PROBLEM STATEMENT:
Every line must be returned precisely as it is written.
--- begin ---
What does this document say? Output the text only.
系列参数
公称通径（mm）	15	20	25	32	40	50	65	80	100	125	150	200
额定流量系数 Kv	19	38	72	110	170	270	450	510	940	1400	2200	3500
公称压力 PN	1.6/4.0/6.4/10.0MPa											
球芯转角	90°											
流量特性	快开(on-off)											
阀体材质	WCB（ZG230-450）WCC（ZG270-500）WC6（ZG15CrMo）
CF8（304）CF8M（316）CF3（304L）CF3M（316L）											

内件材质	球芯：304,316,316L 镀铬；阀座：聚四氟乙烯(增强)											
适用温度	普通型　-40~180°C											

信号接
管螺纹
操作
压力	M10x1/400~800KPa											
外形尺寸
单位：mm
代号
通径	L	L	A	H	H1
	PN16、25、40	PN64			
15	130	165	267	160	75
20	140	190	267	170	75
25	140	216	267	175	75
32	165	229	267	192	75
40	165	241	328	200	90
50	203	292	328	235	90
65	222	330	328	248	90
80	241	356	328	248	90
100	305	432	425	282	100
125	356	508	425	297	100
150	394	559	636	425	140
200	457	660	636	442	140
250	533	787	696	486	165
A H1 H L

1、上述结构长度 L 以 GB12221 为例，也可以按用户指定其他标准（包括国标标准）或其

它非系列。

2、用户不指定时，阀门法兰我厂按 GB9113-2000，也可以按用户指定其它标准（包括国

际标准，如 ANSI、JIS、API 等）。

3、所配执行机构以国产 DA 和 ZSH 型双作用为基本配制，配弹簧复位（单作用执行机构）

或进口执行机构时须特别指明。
--- end ---
REPLY:
What does this document say? Output the text only.
系列参数
公称通径（mm）	15	20	25	32	40	50	65	80	100	125	150	200
额定流量系数 Kv	19	38	72	110	170	270	450	510	940	1400	2200	3500
公称压力 PN	1.6/4.0/6.4/10.0MPa											
球芯转角	90°											
流量特性	快开(on-off)											
阀体材质	WCB（ZG230-450）WCC（ZG270-500）WC6（ZG15CrMo）
CF8（304）CF8M（316）CF3（304L）CF3M（316L）											

内件材质	球芯：304,316,316L 镀铬；阀座：聚四氟乙烯(增强)											
适用温度	普通型　-40~180°C											

信号接
管螺纹
操作
压力	M10x1/400~800KPa											
外形尺寸
单位：mm
代号
通径	L	L	A	H	H1
	PN16、25、40	PN64			
15	130	165	267	160	75
20	140	190	267	170	75
25	140	216	267	175	75
32	165	229	267	192	75
40	165	241	328	200	90
50	203	292	328	235	90
65	222	330	328	248	90
80	241	356	328	248	90
100	305	432	425	282	100
125	356	508	425	297	100
150	394	559	636	425	140
200	457	660	636	442	140
250	533	787	696	486	165
A H1 H L

1、上述结构长度 L 以 GB12221 为例，也可以按用户指定其他标准（包括国标标准）或其

它非系列。

2、用户不指定时，阀门法兰我厂按 GB9113-2000，也可以按用户指定其它标准（包括国

际标准，如 ANSI、JIS、API 等）。

3、所配执行机构以国产 DA 和 ZSH 型双作用为基本配制，配弹簧复位（单作用执行机构）

或进口执行机构时须特别指明。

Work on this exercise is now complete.